◆ **Figure data in JSON**
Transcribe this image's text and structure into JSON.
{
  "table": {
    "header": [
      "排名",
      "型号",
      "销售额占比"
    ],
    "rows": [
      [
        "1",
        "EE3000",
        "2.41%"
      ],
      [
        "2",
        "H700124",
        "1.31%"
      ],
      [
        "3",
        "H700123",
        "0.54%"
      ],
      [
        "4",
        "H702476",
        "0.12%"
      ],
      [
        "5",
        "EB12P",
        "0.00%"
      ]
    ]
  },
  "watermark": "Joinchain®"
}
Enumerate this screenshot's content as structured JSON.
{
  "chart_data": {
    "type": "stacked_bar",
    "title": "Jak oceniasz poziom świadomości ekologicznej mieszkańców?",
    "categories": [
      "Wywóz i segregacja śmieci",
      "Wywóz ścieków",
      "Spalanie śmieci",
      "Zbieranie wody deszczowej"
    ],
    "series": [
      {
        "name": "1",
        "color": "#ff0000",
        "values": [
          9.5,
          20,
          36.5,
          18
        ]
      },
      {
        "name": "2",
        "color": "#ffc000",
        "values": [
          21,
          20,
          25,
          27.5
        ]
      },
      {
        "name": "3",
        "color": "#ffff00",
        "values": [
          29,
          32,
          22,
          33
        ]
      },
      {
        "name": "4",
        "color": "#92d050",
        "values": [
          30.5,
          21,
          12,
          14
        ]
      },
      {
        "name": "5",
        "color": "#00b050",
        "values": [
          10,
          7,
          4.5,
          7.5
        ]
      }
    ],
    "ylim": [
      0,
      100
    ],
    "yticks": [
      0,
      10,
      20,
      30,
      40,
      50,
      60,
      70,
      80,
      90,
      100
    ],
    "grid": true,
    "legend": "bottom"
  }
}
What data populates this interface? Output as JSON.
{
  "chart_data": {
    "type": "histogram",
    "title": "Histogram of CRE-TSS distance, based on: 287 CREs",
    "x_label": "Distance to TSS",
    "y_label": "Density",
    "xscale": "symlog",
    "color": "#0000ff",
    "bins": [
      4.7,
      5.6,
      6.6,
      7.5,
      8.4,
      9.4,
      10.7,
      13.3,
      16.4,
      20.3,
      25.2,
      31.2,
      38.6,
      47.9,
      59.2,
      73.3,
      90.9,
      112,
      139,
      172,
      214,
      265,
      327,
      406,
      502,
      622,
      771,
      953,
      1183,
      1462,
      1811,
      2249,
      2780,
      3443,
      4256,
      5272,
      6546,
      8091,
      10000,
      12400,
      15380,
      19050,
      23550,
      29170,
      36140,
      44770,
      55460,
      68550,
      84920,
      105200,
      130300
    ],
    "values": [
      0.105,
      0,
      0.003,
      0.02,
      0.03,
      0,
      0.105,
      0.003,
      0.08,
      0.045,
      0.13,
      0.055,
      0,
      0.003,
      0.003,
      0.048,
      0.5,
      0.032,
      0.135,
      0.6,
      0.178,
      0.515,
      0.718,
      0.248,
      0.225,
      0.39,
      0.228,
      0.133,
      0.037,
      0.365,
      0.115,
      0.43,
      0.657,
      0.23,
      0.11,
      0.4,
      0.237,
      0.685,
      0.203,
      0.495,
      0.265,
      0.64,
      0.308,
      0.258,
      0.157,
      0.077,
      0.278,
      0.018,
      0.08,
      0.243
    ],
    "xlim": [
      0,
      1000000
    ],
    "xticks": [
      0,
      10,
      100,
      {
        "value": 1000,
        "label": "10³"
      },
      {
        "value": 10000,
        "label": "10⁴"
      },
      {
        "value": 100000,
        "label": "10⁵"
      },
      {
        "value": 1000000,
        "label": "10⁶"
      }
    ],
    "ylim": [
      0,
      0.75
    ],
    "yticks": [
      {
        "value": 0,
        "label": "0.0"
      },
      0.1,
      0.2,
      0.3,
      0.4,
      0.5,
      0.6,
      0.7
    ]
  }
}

◆ **Your objective**
Give only the count of lines in this material that contain the string "title".

◆ **Complete response**
2